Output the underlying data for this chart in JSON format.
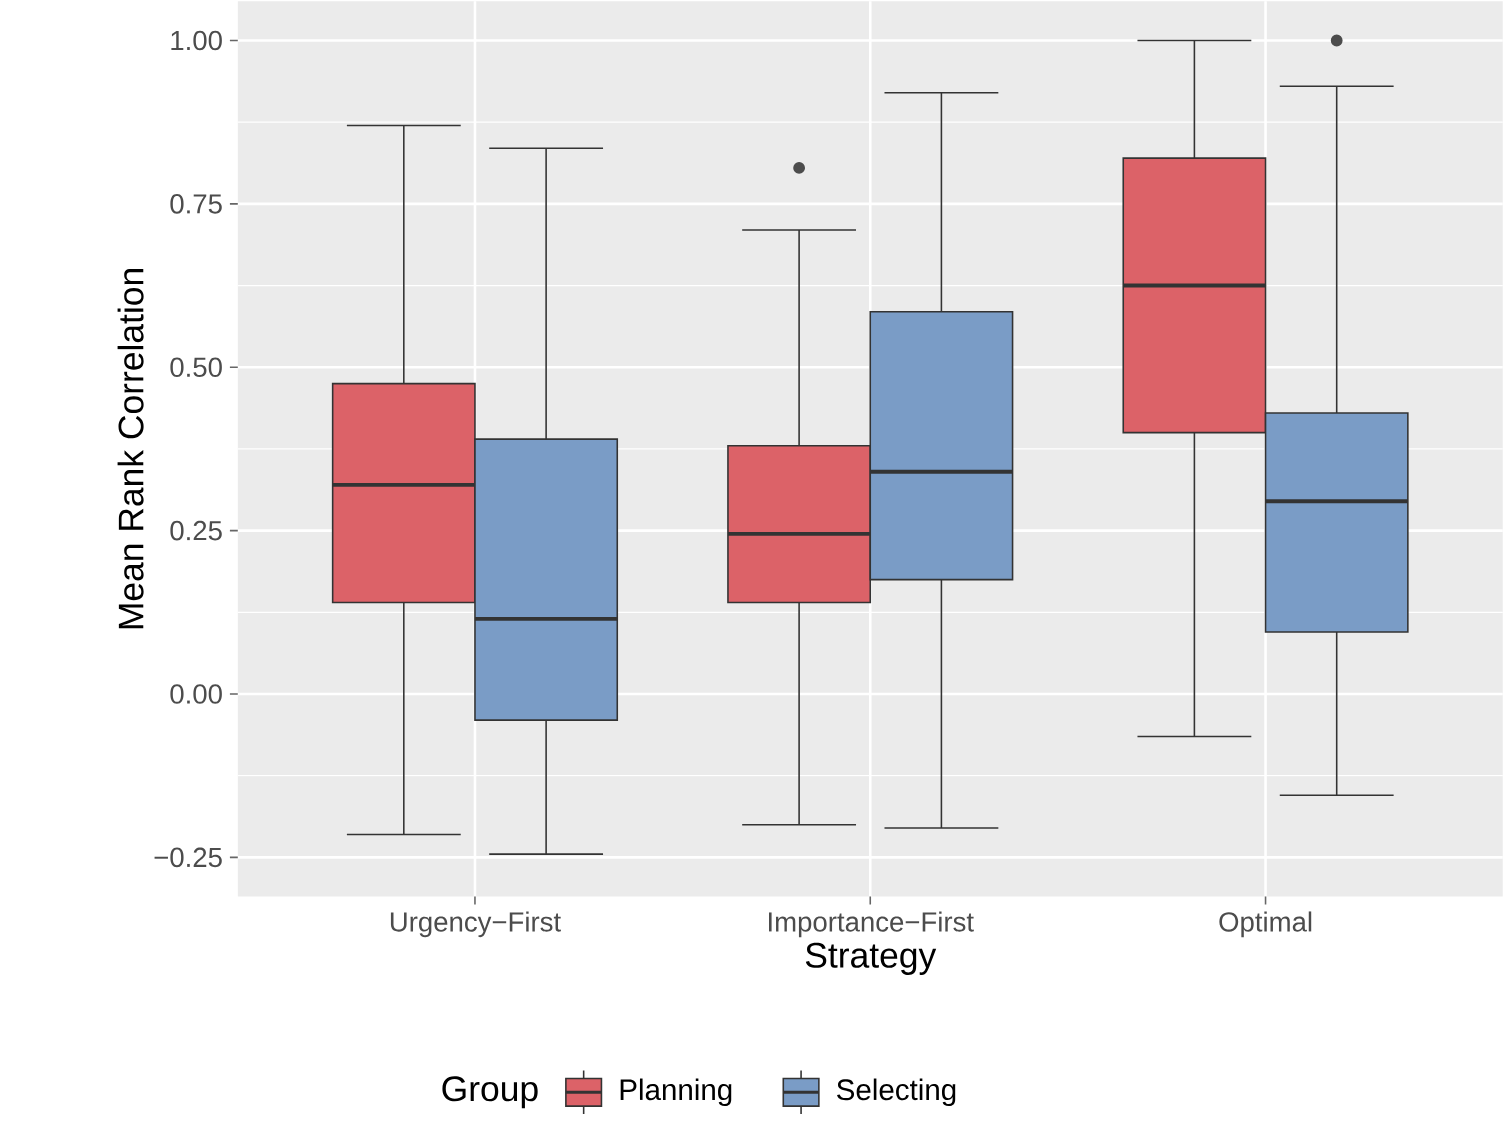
{
  "chart_data": {
    "type": "box",
    "xlabel": "Strategy",
    "ylabel": "Mean Rank Correlation",
    "legend_title": "Group",
    "categories": [
      "Urgency−First",
      "Importance−First",
      "Optimal"
    ],
    "ylim": [
      -0.31,
      1.06
    ],
    "yticks": [
      {
        "value": -0.25,
        "label": "−0.25"
      },
      {
        "value": 0,
        "label": "0.00"
      },
      {
        "value": 0.25,
        "label": "0.25"
      },
      {
        "value": 0.5,
        "label": "0.50"
      },
      {
        "value": 0.75,
        "label": "0.75"
      },
      {
        "value": 1.0,
        "label": "1.00"
      }
    ],
    "grid": true,
    "legend": "bottom",
    "series": [
      {
        "name": "Planning",
        "color": "#dc6268",
        "boxes": [
          {
            "low": -0.215,
            "q1": 0.14,
            "median": 0.32,
            "q3": 0.475,
            "high": 0.87
          },
          {
            "low": -0.2,
            "q1": 0.14,
            "median": 0.245,
            "q3": 0.38,
            "high": 0.71,
            "outliers": [
              0.805
            ]
          },
          {
            "low": -0.065,
            "q1": 0.4,
            "median": 0.625,
            "q3": 0.82,
            "high": 1.0
          }
        ]
      },
      {
        "name": "Selecting",
        "color": "#7a9cc6",
        "boxes": [
          {
            "low": -0.245,
            "q1": -0.04,
            "median": 0.115,
            "q3": 0.39,
            "high": 0.835
          },
          {
            "low": -0.205,
            "q1": 0.175,
            "median": 0.34,
            "q3": 0.585,
            "high": 0.92
          },
          {
            "low": -0.155,
            "q1": 0.095,
            "median": 0.295,
            "q3": 0.43,
            "high": 0.93,
            "outliers": [
              1.0
            ]
          }
        ]
      }
    ]
  }
}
----------------------------------------
What to produce :: Using the data above, copy each line that contains "high".

Final result ::
            "high": 0.87
            "high": 0.71,
            "high": 1.0
            "high": 0.835
            "high": 0.92
            "high": 0.93,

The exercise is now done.